[Data tied to figure images]

# # #

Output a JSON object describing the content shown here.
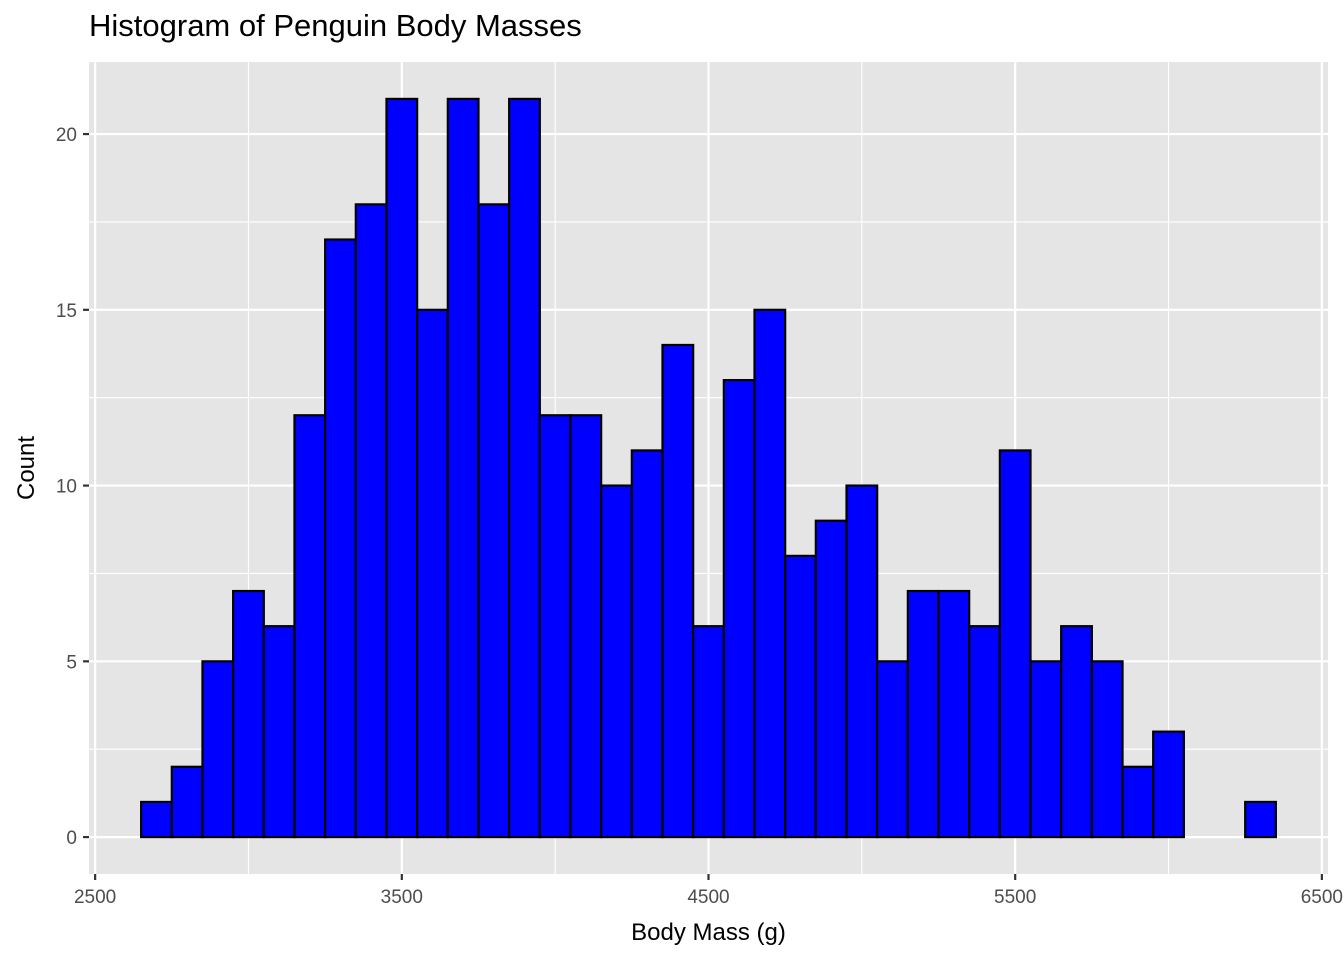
{
  "chart_data": {
    "type": "bar",
    "title": "Histogram of Penguin Body Masses",
    "xlabel": "Body Mass (g)",
    "ylabel": "Count",
    "bin_width": 100,
    "bin_starts": [
      2650,
      2750,
      2850,
      2950,
      3050,
      3150,
      3250,
      3350,
      3450,
      3550,
      3650,
      3750,
      3850,
      3950,
      4050,
      4150,
      4250,
      4350,
      4450,
      4550,
      4650,
      4750,
      4850,
      4950,
      5050,
      5150,
      5250,
      5350,
      5450,
      5550,
      5650,
      5750,
      5850,
      5950,
      6050,
      6150,
      6250
    ],
    "values": [
      1,
      2,
      5,
      7,
      6,
      12,
      17,
      18,
      21,
      15,
      21,
      18,
      21,
      12,
      12,
      10,
      11,
      14,
      6,
      13,
      15,
      8,
      9,
      10,
      5,
      7,
      7,
      6,
      11,
      5,
      6,
      5,
      2,
      3,
      0,
      0,
      1
    ],
    "xlim": [
      2480,
      6520
    ],
    "ylim": [
      -1.05,
      22.05
    ],
    "x_ticks": [
      2500,
      3500,
      4500,
      5500,
      6500
    ],
    "y_ticks": [
      0,
      5,
      10,
      15,
      20
    ],
    "grid": true,
    "colors": {
      "bar_fill": "#0000ff",
      "bar_outline": "#000000",
      "panel": "#e5e5e5",
      "grid": "#ffffff"
    }
  }
}
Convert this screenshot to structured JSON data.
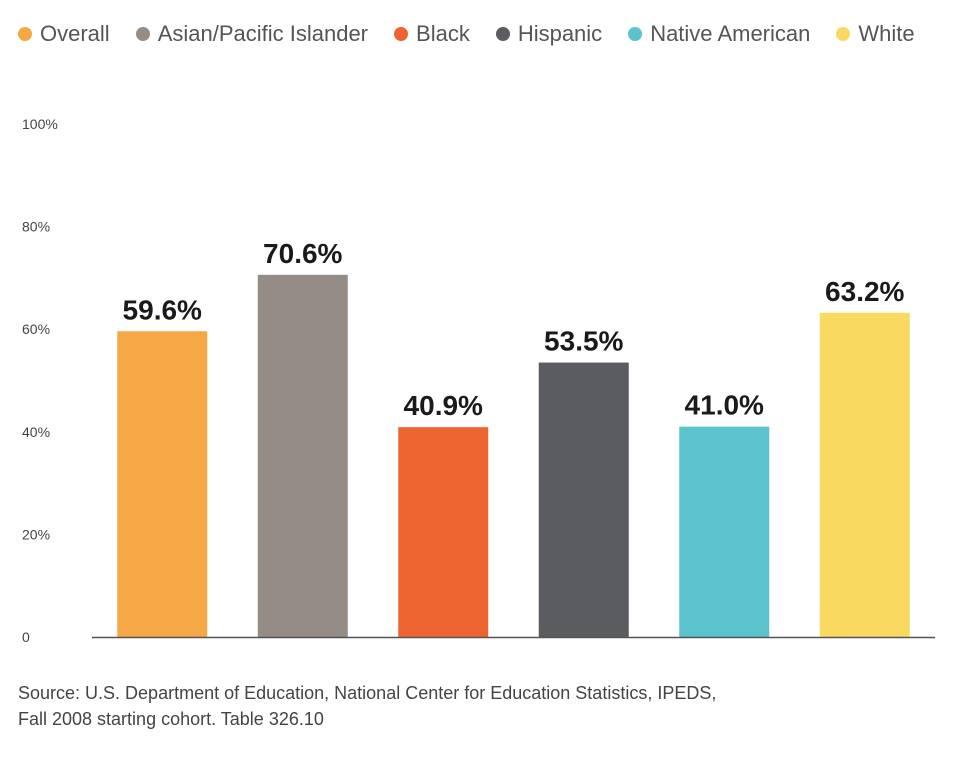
{
  "legend": [
    {
      "label": "Overall",
      "color": "#F5A843"
    },
    {
      "label": "Asian/Pacific Islander",
      "color": "#958C85"
    },
    {
      "label": "Black",
      "color": "#EE6430"
    },
    {
      "label": "Hispanic",
      "color": "#5A5C60"
    },
    {
      "label": "Native American",
      "color": "#5BC3CC"
    },
    {
      "label": "White",
      "color": "#FAD960"
    }
  ],
  "chart_data": {
    "type": "bar",
    "categories": [
      "Overall",
      "Asian/Pacific Islander",
      "Black",
      "Hispanic",
      "Native American",
      "White"
    ],
    "values": [
      59.6,
      70.6,
      40.9,
      53.5,
      41.0,
      63.2
    ],
    "data_labels": [
      "59.6%",
      "70.6%",
      "40.9%",
      "53.5%",
      "41.0%",
      "63.2%"
    ],
    "colors": [
      "#F5A843",
      "#958C85",
      "#EE6430",
      "#5A5C60",
      "#5BC3CC",
      "#FAD960"
    ],
    "ylim": [
      0,
      100
    ],
    "yticks": [
      0,
      20,
      40,
      60,
      80,
      100
    ],
    "ytick_labels": [
      "0",
      "20%",
      "40%",
      "60%",
      "80%",
      "100%"
    ],
    "grid": false,
    "legend_position": "top",
    "title": "",
    "xlabel": "",
    "ylabel": ""
  },
  "source": {
    "line1": "Source: U.S. Department of Education, National Center for Education Statistics, IPEDS,",
    "line2": "Fall 2008 starting cohort. Table 326.10"
  }
}
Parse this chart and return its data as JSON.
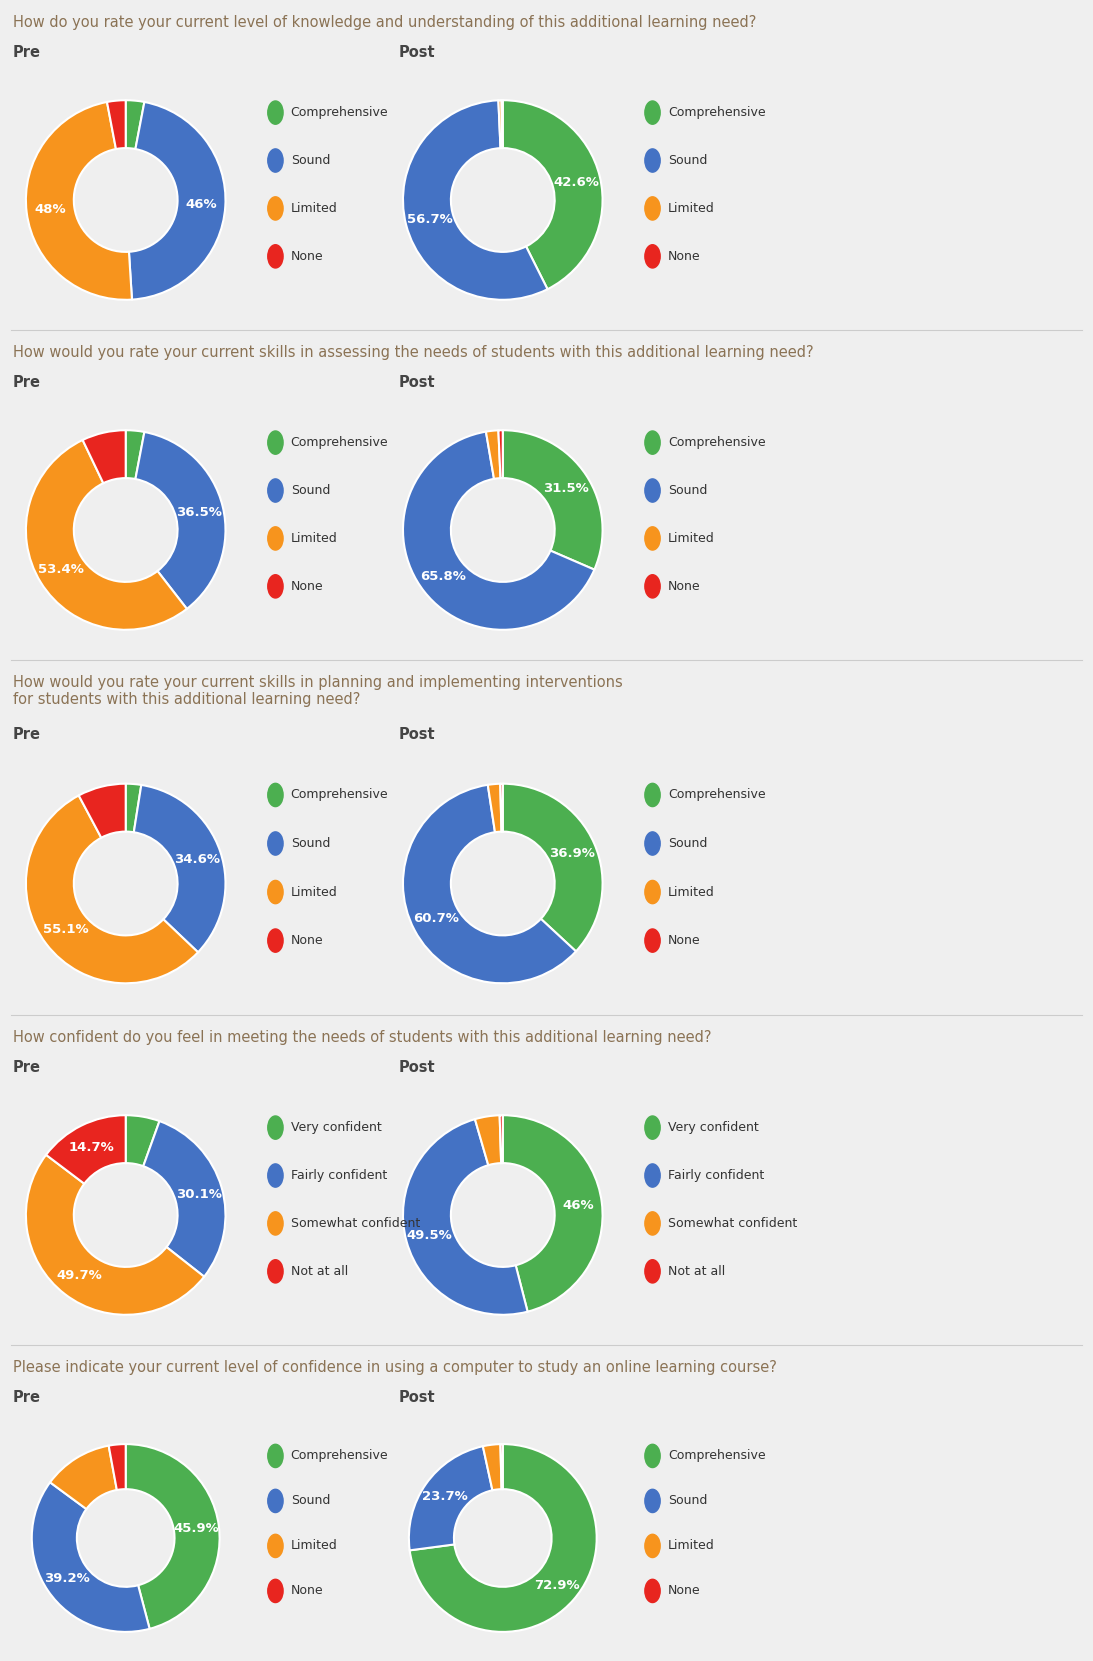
{
  "questions": [
    {
      "title": "How do you rate your current level of knowledge and understanding of this additional learning need?",
      "title_lines": 1,
      "labels": [
        "Comprehensive",
        "Sound",
        "Limited",
        "None"
      ],
      "colors": [
        "#4CAF50",
        "#4472C4",
        "#F7941D",
        "#E8251F"
      ],
      "pre": [
        3.0,
        46.0,
        48.0,
        3.0
      ],
      "post": [
        42.6,
        56.7,
        0.5,
        0.2
      ],
      "pre_text": [
        "",
        "46%",
        "48%",
        ""
      ],
      "post_text": [
        "42.6%",
        "56.7%",
        "",
        ""
      ]
    },
    {
      "title": "How would you rate your current skills in assessing the needs of students with this additional learning need?",
      "title_lines": 1,
      "labels": [
        "Comprehensive",
        "Sound",
        "Limited",
        "None"
      ],
      "colors": [
        "#4CAF50",
        "#4472C4",
        "#F7941D",
        "#E8251F"
      ],
      "pre": [
        3.0,
        36.5,
        53.4,
        7.1
      ],
      "post": [
        31.5,
        65.8,
        2.0,
        0.7
      ],
      "pre_text": [
        "",
        "36.5%",
        "53.4%",
        ""
      ],
      "post_text": [
        "31.5%",
        "65.8%",
        "",
        ""
      ]
    },
    {
      "title": "How would you rate your current skills in planning and implementing interventions for students with this additional learning need?",
      "title_lines": 2,
      "labels": [
        "Comprehensive",
        "Sound",
        "Limited",
        "None"
      ],
      "colors": [
        "#4CAF50",
        "#4472C4",
        "#F7941D",
        "#E8251F"
      ],
      "pre": [
        2.5,
        34.6,
        55.1,
        7.8
      ],
      "post": [
        36.9,
        60.7,
        2.0,
        0.4
      ],
      "pre_text": [
        "",
        "34.6%",
        "55.1%",
        ""
      ],
      "post_text": [
        "36.9%",
        "60.7%",
        "",
        ""
      ]
    },
    {
      "title": "How confident do you feel in meeting the needs of students with this additional learning need?",
      "title_lines": 1,
      "labels": [
        "Very confident",
        "Fairly confident",
        "Somewhat confident",
        "Not at all"
      ],
      "colors": [
        "#4CAF50",
        "#4472C4",
        "#F7941D",
        "#E8251F"
      ],
      "pre": [
        5.5,
        30.1,
        49.7,
        14.7
      ],
      "post": [
        46.0,
        49.5,
        4.0,
        0.5
      ],
      "pre_text": [
        "",
        "30.1%",
        "49.7%",
        "14.7%"
      ],
      "post_text": [
        "46%",
        "49.5%",
        "",
        ""
      ]
    },
    {
      "title": "Please indicate your current level of confidence in using a computer to study an online learning course?",
      "title_lines": 1,
      "labels": [
        "Comprehensive",
        "Sound",
        "Limited",
        "None"
      ],
      "colors": [
        "#4CAF50",
        "#4472C4",
        "#F7941D",
        "#E8251F"
      ],
      "pre": [
        45.9,
        39.2,
        12.0,
        2.9
      ],
      "post": [
        72.9,
        23.7,
        3.0,
        0.4
      ],
      "pre_text": [
        "45.9%",
        "39.2%",
        "",
        ""
      ],
      "post_text": [
        "72.9%",
        "23.7%",
        "",
        ""
      ]
    }
  ],
  "bg_color": "#EFEFEF",
  "title_color": "#8B7355",
  "pre_post_color": "#444444",
  "legend_color": "#333333",
  "separator_color": "#CCCCCC"
}
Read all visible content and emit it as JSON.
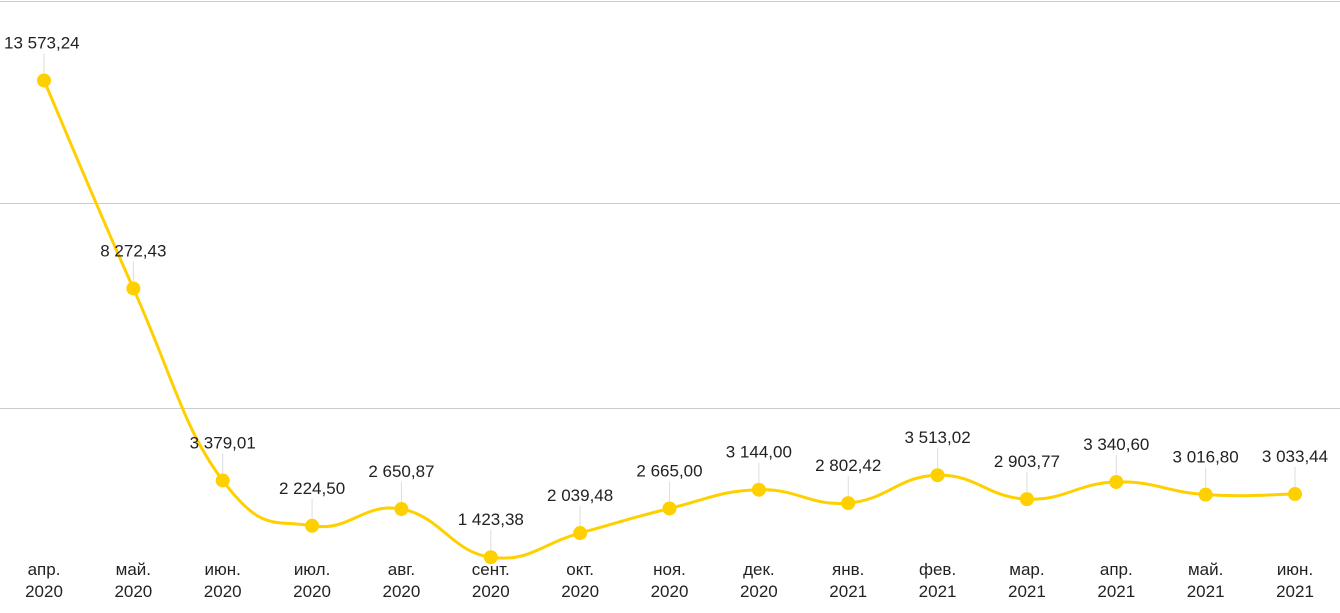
{
  "chart_data": {
    "type": "line",
    "title": "",
    "xlabel": "",
    "ylabel": "",
    "ylim": [
      1000,
      14000
    ],
    "grid": true,
    "legend": "none",
    "line_color": "#FFD000",
    "grid_color": "#cccccc",
    "categories": [
      [
        "апр.",
        "2020"
      ],
      [
        "май.",
        "2020"
      ],
      [
        "июн.",
        "2020"
      ],
      [
        "июл.",
        "2020"
      ],
      [
        "авг.",
        "2020"
      ],
      [
        "сент.",
        "2020"
      ],
      [
        "окт.",
        "2020"
      ],
      [
        "ноя.",
        "2020"
      ],
      [
        "дек.",
        "2020"
      ],
      [
        "янв.",
        "2021"
      ],
      [
        "фев.",
        "2021"
      ],
      [
        "мар.",
        "2021"
      ],
      [
        "апр.",
        "2021"
      ],
      [
        "май.",
        "2021"
      ],
      [
        "июн.",
        "2021"
      ]
    ],
    "values": [
      13573.24,
      8272.43,
      3379.01,
      2224.5,
      2650.87,
      1423.38,
      2039.48,
      2665.0,
      3144.0,
      2802.42,
      3513.02,
      2903.77,
      3340.6,
      3016.8,
      3033.44
    ],
    "data_labels": [
      "13 573,24",
      "8 272,43",
      "3 379,01",
      "2 224,50",
      "2 650,87",
      "1 423,38",
      "2 039,48",
      "2 665,00",
      "3 144,00",
      "2 802,42",
      "3 513,02",
      "2 903,77",
      "3 340,60",
      "3 016,80",
      "3 033,44"
    ]
  }
}
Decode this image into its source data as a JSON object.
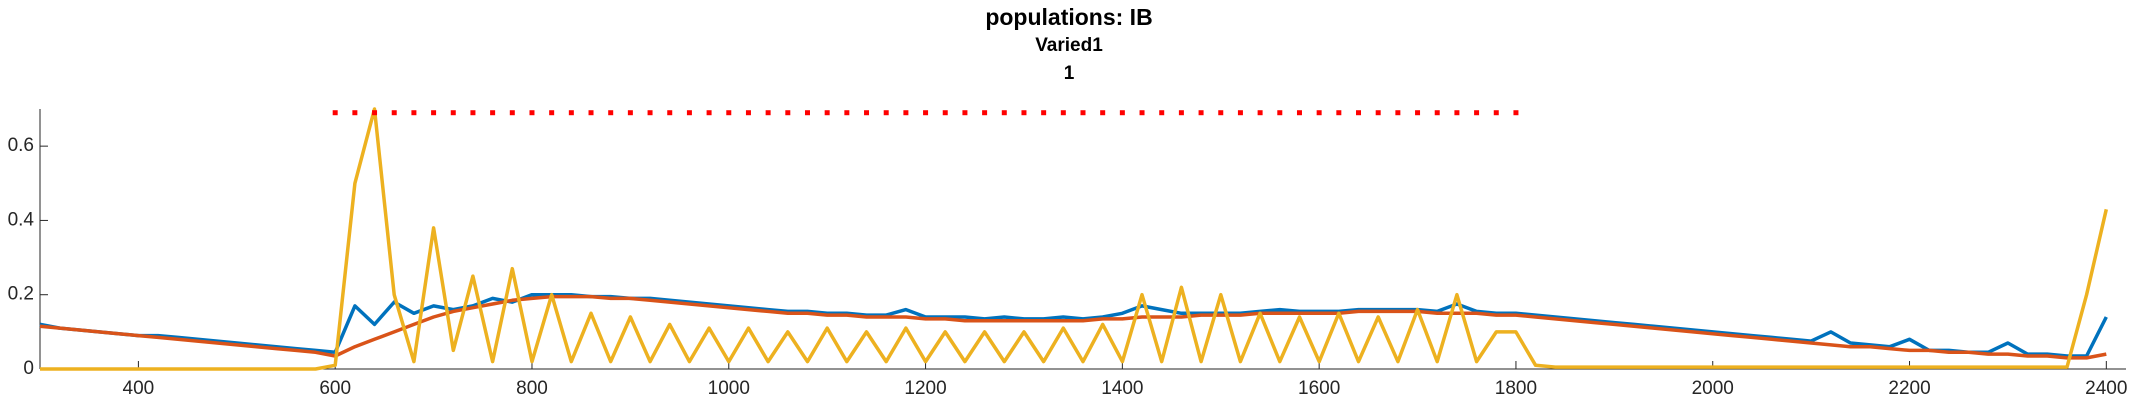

# # #

▸ **EXERCISE REQUIREMENTS**
Copy out all lines that carry the word "American".

▸ **RESULT FOR THIS EXERCISE**
      "label": "Native American",
      "Native American",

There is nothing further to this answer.